**Record extracts:**
_ _ _

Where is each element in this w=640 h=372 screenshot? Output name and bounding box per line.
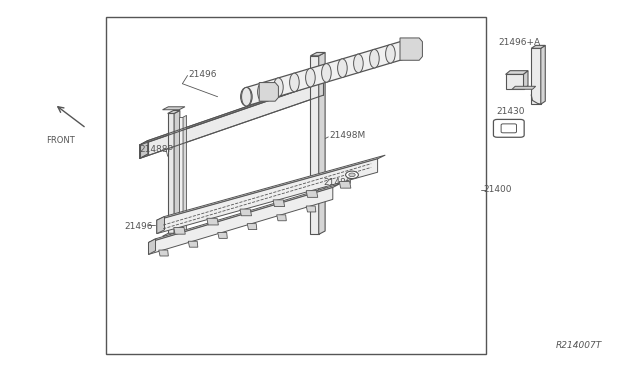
Ellipse shape [241,87,252,106]
Polygon shape [157,159,378,234]
Polygon shape [168,110,180,113]
Polygon shape [524,71,528,89]
Polygon shape [276,215,286,221]
Text: 21496: 21496 [125,222,154,231]
FancyBboxPatch shape [493,119,524,137]
Polygon shape [168,113,174,236]
Ellipse shape [258,83,268,101]
Polygon shape [259,83,278,101]
Ellipse shape [273,78,283,96]
Polygon shape [159,250,168,256]
Ellipse shape [385,45,396,63]
Polygon shape [188,241,198,247]
Ellipse shape [338,59,348,77]
Text: R214007T: R214007T [556,341,602,350]
Text: 21498M: 21498M [330,131,366,140]
Text: 21488P: 21488P [140,145,173,154]
Polygon shape [207,218,218,225]
Ellipse shape [290,73,300,92]
Polygon shape [174,110,180,236]
Polygon shape [157,155,385,220]
Polygon shape [512,86,536,89]
Polygon shape [140,82,323,158]
Text: FRONT: FRONT [47,136,75,145]
Polygon shape [148,239,156,254]
Polygon shape [246,40,406,106]
Polygon shape [310,56,319,234]
Polygon shape [506,74,524,89]
Polygon shape [531,48,541,104]
Polygon shape [310,52,325,56]
Polygon shape [157,217,164,234]
Polygon shape [179,117,183,232]
Polygon shape [148,184,340,243]
Text: 21496: 21496 [189,70,218,79]
Circle shape [349,173,355,177]
FancyBboxPatch shape [501,124,516,133]
Polygon shape [339,182,351,188]
Polygon shape [400,38,422,60]
Polygon shape [218,232,227,238]
Polygon shape [273,200,285,206]
Ellipse shape [321,64,332,82]
Polygon shape [163,107,185,110]
Ellipse shape [354,54,364,73]
Polygon shape [306,190,317,197]
Circle shape [346,171,358,179]
Ellipse shape [305,68,315,87]
Polygon shape [240,209,252,216]
Polygon shape [140,77,332,145]
Polygon shape [163,233,185,236]
Polygon shape [541,45,545,104]
Text: 21430: 21430 [496,107,525,116]
Polygon shape [140,141,148,158]
Polygon shape [148,187,333,254]
Ellipse shape [402,40,412,58]
Text: 21400: 21400 [483,185,512,194]
Polygon shape [174,227,186,234]
Ellipse shape [242,87,252,106]
Text: 21496+A: 21496+A [498,38,540,47]
Polygon shape [506,71,528,74]
Ellipse shape [369,49,379,68]
Bar [106,17,486,354]
Polygon shape [319,52,325,234]
Polygon shape [306,206,316,212]
Polygon shape [531,45,545,48]
Polygon shape [183,115,186,232]
Text: 21480: 21480 [324,178,353,187]
Ellipse shape [401,40,412,58]
Polygon shape [247,224,257,230]
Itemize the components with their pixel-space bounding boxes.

_ _ _

**Set task:** Can you reproduce the lines of the material that open with the line containing "Ellipse shape [241,87,252,106]" and close with the line containing "Polygon shape [240,209,252,216]", both ends included?

**Exercise output:**
Ellipse shape [241,87,252,106]
Polygon shape [157,159,378,234]
Polygon shape [168,110,180,113]
Polygon shape [524,71,528,89]
Polygon shape [276,215,286,221]
Text: 21496: 21496 [125,222,154,231]
FancyBboxPatch shape [493,119,524,137]
Polygon shape [168,113,174,236]
Ellipse shape [258,83,268,101]
Polygon shape [259,83,278,101]
Ellipse shape [273,78,283,96]
Polygon shape [159,250,168,256]
Ellipse shape [385,45,396,63]
Polygon shape [188,241,198,247]
Ellipse shape [338,59,348,77]
Text: R214007T: R214007T [556,341,602,350]
Text: 21498M: 21498M [330,131,366,140]
Text: 21488P: 21488P [140,145,173,154]
Polygon shape [207,218,218,225]
Ellipse shape [290,73,300,92]
Polygon shape [174,110,180,236]
Polygon shape [157,155,385,220]
Polygon shape [512,86,536,89]
Polygon shape [140,82,323,158]
Text: FRONT: FRONT [47,136,75,145]
Polygon shape [148,239,156,254]
Polygon shape [246,40,406,106]
Polygon shape [310,56,319,234]
Polygon shape [506,74,524,89]
Polygon shape [531,48,541,104]
Polygon shape [310,52,325,56]
Polygon shape [157,217,164,234]
Polygon shape [179,117,183,232]
Polygon shape [148,184,340,243]
Text: 21496: 21496 [189,70,218,79]
Circle shape [349,173,355,177]
FancyBboxPatch shape [501,124,516,133]
Polygon shape [339,182,351,188]
Polygon shape [400,38,422,60]
Polygon shape [218,232,227,238]
Polygon shape [273,200,285,206]
Ellipse shape [321,64,332,82]
Polygon shape [163,107,185,110]
Ellipse shape [354,54,364,73]
Polygon shape [306,190,317,197]
Circle shape [346,171,358,179]
Ellipse shape [305,68,315,87]
Polygon shape [240,209,252,216]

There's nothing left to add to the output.